• Data provided:
start

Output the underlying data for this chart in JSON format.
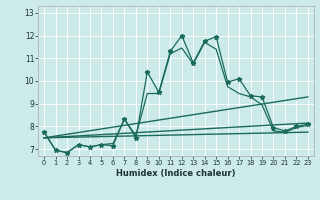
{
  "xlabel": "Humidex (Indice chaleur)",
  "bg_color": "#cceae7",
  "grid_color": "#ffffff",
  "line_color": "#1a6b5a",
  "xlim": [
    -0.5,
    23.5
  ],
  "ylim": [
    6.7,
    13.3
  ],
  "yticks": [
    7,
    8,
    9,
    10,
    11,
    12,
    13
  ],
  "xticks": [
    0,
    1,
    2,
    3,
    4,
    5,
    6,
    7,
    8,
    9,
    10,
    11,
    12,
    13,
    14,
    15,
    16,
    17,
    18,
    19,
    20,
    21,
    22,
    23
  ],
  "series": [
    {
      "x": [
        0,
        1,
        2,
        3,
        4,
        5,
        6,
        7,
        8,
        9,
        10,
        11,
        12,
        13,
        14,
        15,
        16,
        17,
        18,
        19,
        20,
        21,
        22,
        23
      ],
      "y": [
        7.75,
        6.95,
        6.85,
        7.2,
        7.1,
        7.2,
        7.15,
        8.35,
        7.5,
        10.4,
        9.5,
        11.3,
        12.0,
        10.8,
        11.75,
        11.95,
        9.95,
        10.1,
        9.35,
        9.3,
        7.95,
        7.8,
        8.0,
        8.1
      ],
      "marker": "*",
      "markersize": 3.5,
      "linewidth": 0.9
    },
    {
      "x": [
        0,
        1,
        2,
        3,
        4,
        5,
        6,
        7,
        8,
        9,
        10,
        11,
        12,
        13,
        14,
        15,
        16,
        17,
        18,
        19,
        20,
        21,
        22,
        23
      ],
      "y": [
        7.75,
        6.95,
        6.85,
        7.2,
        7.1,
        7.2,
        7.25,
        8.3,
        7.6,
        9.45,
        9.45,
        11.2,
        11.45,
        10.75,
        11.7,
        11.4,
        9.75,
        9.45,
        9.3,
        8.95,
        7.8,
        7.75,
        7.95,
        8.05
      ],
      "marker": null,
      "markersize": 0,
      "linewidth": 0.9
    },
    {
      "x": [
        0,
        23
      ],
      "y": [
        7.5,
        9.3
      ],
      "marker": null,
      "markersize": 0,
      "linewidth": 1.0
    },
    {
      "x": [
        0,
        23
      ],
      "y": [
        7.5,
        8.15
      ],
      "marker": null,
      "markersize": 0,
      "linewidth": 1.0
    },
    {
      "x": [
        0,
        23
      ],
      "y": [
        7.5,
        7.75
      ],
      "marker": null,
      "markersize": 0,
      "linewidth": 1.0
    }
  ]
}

end

• Goal: Every record above should be written out again without change, except that the pictures are left out.

• Written response:
Output the underlying data for this chart in JSON format.
{
  "xlabel": "Humidex (Indice chaleur)",
  "bg_color": "#cceae7",
  "grid_color": "#ffffff",
  "line_color": "#1a6b5a",
  "xlim": [
    -0.5,
    23.5
  ],
  "ylim": [
    6.7,
    13.3
  ],
  "yticks": [
    7,
    8,
    9,
    10,
    11,
    12,
    13
  ],
  "xticks": [
    0,
    1,
    2,
    3,
    4,
    5,
    6,
    7,
    8,
    9,
    10,
    11,
    12,
    13,
    14,
    15,
    16,
    17,
    18,
    19,
    20,
    21,
    22,
    23
  ],
  "series": [
    {
      "x": [
        0,
        1,
        2,
        3,
        4,
        5,
        6,
        7,
        8,
        9,
        10,
        11,
        12,
        13,
        14,
        15,
        16,
        17,
        18,
        19,
        20,
        21,
        22,
        23
      ],
      "y": [
        7.75,
        6.95,
        6.85,
        7.2,
        7.1,
        7.2,
        7.15,
        8.35,
        7.5,
        10.4,
        9.5,
        11.3,
        12.0,
        10.8,
        11.75,
        11.95,
        9.95,
        10.1,
        9.35,
        9.3,
        7.95,
        7.8,
        8.0,
        8.1
      ],
      "marker": "*",
      "markersize": 3.5,
      "linewidth": 0.9
    },
    {
      "x": [
        0,
        1,
        2,
        3,
        4,
        5,
        6,
        7,
        8,
        9,
        10,
        11,
        12,
        13,
        14,
        15,
        16,
        17,
        18,
        19,
        20,
        21,
        22,
        23
      ],
      "y": [
        7.75,
        6.95,
        6.85,
        7.2,
        7.1,
        7.2,
        7.25,
        8.3,
        7.6,
        9.45,
        9.45,
        11.2,
        11.45,
        10.75,
        11.7,
        11.4,
        9.75,
        9.45,
        9.3,
        8.95,
        7.8,
        7.75,
        7.95,
        8.05
      ],
      "marker": null,
      "markersize": 0,
      "linewidth": 0.9
    },
    {
      "x": [
        0,
        23
      ],
      "y": [
        7.5,
        9.3
      ],
      "marker": null,
      "markersize": 0,
      "linewidth": 1.0
    },
    {
      "x": [
        0,
        23
      ],
      "y": [
        7.5,
        8.15
      ],
      "marker": null,
      "markersize": 0,
      "linewidth": 1.0
    },
    {
      "x": [
        0,
        23
      ],
      "y": [
        7.5,
        7.75
      ],
      "marker": null,
      "markersize": 0,
      "linewidth": 1.0
    }
  ]
}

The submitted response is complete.